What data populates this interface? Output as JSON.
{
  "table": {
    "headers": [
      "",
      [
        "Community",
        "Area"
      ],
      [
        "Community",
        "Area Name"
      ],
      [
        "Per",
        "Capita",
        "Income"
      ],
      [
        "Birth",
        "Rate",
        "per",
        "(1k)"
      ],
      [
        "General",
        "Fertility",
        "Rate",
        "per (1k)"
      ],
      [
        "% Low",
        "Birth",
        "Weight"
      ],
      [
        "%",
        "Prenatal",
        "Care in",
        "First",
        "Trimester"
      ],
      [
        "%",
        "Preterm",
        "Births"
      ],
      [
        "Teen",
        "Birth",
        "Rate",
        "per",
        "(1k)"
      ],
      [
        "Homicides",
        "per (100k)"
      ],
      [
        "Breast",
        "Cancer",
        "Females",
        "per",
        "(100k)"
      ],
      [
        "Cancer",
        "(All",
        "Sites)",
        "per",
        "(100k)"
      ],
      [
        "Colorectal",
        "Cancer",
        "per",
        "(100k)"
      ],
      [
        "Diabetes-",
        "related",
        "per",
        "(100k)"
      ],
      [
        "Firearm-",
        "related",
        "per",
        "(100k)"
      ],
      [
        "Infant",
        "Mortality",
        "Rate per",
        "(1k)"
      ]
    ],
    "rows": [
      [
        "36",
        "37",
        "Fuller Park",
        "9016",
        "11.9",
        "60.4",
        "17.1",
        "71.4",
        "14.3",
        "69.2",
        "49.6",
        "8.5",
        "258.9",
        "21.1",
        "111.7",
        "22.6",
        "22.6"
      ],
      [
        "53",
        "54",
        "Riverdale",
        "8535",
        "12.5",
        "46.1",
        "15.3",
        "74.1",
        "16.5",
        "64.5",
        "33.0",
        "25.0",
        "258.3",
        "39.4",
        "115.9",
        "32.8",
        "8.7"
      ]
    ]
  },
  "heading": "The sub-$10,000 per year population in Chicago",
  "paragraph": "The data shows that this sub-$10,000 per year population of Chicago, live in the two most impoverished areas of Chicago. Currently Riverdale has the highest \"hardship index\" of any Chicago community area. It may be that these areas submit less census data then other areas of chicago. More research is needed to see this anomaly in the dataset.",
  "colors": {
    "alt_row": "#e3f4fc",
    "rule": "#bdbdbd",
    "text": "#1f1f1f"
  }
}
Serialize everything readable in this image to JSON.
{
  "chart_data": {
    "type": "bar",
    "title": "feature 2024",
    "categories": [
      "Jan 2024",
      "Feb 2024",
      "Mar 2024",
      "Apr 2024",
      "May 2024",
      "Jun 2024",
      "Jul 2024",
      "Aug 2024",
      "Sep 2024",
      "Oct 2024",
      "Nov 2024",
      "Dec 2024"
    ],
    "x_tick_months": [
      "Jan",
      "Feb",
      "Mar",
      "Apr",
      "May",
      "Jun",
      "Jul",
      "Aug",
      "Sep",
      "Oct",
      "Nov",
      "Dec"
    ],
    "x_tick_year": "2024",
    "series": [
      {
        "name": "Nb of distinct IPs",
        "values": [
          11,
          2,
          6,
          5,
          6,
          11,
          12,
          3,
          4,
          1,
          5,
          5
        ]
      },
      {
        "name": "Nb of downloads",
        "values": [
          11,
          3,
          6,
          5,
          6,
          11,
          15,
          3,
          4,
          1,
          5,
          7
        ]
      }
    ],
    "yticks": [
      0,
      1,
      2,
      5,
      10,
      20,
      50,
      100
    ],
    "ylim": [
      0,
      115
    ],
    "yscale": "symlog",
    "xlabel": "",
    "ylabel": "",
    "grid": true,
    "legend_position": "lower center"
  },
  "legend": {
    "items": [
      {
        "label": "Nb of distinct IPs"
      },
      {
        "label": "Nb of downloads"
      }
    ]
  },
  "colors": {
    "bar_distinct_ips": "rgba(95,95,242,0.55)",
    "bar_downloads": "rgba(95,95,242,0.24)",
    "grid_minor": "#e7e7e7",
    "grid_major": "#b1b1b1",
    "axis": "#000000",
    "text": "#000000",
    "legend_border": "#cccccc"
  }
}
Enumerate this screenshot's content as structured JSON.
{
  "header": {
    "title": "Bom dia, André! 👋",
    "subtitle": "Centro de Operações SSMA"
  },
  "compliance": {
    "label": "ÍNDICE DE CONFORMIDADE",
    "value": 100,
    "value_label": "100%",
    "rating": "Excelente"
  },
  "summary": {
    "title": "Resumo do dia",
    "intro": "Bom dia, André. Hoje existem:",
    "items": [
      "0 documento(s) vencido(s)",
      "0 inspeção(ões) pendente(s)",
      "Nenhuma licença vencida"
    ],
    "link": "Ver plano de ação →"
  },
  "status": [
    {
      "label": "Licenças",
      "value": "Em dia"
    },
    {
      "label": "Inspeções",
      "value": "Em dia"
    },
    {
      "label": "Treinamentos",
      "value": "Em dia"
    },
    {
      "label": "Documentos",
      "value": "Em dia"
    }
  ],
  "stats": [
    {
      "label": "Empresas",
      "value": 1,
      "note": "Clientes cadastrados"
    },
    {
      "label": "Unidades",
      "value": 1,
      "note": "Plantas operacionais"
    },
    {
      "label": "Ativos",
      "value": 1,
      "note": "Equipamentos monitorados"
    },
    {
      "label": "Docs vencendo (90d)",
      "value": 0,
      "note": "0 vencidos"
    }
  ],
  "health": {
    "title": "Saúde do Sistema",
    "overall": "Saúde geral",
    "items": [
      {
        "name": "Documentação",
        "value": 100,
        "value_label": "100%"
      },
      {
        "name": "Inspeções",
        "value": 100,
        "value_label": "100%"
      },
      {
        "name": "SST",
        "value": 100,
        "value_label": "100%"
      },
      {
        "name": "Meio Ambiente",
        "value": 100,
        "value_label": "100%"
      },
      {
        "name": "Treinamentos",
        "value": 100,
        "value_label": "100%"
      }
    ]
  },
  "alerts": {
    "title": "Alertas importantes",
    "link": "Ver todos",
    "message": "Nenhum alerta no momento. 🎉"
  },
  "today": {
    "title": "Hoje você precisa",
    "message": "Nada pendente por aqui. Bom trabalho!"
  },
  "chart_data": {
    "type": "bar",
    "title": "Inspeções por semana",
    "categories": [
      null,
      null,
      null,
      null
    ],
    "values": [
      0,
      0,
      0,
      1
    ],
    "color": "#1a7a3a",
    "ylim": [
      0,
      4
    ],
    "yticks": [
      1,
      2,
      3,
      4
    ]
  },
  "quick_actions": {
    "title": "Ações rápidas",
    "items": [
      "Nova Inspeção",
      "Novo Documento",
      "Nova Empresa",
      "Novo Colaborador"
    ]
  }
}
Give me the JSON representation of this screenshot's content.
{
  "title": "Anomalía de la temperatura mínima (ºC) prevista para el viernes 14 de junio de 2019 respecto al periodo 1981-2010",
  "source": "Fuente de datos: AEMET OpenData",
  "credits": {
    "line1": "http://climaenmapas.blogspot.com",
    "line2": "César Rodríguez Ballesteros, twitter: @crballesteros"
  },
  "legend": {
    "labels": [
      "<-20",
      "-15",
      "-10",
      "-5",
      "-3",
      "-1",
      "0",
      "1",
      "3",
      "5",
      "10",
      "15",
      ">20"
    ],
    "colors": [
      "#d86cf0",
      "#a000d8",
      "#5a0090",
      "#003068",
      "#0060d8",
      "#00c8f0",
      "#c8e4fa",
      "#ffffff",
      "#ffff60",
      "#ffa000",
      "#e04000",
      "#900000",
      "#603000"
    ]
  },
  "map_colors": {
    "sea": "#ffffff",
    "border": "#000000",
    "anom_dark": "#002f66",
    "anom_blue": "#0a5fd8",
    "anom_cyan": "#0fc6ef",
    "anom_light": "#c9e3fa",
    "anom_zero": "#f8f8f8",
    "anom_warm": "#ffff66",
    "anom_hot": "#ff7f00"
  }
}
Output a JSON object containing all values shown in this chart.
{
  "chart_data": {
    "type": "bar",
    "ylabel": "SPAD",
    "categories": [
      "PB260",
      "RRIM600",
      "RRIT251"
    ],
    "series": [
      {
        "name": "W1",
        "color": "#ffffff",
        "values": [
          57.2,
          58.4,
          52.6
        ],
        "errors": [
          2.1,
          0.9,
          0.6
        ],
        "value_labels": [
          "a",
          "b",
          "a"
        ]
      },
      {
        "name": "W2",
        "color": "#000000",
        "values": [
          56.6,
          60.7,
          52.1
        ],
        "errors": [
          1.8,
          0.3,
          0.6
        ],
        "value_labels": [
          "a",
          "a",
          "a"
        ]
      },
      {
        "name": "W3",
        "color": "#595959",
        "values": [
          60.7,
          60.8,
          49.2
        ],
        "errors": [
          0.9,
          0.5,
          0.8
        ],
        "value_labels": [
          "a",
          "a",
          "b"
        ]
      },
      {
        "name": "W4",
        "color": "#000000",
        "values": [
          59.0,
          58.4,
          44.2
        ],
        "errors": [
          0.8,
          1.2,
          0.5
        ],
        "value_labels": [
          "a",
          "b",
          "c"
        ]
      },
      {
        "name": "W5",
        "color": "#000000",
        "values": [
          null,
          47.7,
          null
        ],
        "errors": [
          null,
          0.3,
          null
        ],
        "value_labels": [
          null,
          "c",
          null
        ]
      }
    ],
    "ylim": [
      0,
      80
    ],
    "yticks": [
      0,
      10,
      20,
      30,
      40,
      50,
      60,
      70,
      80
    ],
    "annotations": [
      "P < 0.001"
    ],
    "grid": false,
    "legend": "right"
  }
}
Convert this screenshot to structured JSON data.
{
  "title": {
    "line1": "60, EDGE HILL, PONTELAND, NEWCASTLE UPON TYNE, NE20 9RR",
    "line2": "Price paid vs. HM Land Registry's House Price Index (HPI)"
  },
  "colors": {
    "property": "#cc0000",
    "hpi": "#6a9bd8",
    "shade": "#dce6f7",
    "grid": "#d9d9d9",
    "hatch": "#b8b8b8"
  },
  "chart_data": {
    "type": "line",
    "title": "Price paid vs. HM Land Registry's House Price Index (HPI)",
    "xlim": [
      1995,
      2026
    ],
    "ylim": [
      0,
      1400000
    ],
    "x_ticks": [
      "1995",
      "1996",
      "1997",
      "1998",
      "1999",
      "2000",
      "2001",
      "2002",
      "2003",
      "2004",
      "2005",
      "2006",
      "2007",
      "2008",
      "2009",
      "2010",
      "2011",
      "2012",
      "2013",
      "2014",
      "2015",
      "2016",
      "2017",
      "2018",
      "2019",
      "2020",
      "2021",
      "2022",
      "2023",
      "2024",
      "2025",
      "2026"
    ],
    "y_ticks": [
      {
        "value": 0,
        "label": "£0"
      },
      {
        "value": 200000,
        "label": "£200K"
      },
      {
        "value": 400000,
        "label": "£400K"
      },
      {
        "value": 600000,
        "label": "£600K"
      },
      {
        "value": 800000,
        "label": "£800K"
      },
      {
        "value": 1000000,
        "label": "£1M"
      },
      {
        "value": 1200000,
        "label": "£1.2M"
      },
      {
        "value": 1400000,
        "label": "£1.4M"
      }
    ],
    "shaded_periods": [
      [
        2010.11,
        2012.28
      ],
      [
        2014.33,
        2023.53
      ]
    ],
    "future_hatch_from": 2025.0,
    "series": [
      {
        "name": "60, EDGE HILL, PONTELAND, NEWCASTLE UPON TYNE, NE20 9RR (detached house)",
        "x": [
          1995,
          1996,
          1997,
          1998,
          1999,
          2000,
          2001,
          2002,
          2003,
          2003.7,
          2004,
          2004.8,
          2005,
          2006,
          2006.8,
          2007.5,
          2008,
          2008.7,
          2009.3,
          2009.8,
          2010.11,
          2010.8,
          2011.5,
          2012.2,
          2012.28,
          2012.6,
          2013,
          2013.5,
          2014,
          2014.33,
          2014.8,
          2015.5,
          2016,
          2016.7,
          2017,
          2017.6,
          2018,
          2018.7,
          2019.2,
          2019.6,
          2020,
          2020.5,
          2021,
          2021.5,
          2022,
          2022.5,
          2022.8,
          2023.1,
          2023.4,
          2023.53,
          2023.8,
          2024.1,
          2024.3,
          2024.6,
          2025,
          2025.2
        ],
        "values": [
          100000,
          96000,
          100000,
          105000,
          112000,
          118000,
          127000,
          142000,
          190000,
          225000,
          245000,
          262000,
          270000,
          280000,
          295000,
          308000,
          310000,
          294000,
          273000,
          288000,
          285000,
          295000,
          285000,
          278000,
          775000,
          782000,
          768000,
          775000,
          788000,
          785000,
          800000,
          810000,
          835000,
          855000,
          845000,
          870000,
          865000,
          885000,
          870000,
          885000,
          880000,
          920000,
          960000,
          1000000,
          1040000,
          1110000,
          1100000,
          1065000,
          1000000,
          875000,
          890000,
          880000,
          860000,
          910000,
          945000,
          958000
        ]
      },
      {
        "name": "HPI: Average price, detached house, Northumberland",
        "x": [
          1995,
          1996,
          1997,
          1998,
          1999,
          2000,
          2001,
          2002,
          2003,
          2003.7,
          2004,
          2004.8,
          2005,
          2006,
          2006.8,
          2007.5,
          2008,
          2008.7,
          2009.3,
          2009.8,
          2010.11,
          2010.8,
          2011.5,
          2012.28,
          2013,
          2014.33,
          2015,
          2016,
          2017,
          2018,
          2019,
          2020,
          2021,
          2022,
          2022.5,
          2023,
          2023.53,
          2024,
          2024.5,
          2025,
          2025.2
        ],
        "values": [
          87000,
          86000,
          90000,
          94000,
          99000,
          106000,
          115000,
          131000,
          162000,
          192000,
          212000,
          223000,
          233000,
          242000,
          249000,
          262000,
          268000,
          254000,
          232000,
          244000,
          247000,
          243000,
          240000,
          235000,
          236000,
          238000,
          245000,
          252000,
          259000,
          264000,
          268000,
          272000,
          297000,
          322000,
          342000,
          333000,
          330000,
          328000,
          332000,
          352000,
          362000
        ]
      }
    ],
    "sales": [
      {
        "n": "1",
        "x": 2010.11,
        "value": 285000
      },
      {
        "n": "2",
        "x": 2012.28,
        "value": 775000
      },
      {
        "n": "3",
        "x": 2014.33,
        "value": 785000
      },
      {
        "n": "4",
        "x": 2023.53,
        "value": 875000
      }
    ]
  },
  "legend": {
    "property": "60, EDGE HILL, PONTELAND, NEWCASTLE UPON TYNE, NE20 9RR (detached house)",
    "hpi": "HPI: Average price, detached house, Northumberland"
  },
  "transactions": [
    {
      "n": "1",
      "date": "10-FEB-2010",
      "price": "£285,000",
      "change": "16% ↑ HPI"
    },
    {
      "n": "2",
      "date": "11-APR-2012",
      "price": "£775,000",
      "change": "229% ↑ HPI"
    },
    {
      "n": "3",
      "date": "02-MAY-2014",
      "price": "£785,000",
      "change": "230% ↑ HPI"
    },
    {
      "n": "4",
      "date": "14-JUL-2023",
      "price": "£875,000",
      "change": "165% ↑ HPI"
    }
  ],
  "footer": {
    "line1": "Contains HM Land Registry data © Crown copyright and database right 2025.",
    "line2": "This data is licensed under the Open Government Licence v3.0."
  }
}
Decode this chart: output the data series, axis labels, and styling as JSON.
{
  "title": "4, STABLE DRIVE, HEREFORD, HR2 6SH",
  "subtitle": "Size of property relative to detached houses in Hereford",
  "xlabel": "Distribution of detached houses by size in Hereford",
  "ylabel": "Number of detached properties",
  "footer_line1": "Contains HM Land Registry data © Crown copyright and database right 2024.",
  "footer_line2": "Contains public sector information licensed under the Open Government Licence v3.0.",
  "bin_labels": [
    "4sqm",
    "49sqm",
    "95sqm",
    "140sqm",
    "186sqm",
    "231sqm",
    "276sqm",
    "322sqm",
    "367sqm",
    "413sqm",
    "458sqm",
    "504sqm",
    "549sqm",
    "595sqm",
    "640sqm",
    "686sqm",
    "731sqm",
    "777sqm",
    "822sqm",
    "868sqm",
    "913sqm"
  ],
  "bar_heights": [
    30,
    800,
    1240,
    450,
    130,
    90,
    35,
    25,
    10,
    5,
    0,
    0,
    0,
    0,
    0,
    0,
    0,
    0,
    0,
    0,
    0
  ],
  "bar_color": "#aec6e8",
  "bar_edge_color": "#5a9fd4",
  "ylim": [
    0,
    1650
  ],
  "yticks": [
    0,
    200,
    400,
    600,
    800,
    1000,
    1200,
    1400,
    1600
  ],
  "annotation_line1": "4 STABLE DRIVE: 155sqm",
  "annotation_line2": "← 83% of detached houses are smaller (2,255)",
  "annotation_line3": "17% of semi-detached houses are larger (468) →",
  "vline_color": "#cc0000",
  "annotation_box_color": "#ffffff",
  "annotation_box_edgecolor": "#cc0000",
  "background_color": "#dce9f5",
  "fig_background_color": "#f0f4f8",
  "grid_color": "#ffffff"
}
==============================
Set task: Show, from the listing above, each line that contains the word "houses".

Expected answer:
  "subtitle": "Size of property relative to detached houses in Hereford",
  "xlabel": "Distribution of detached houses by size in Hereford",
  "annotation_line2": "← 83% of detached houses are smaller (2,255)",
  "annotation_line3": "17% of semi-detached houses are larger (468) →",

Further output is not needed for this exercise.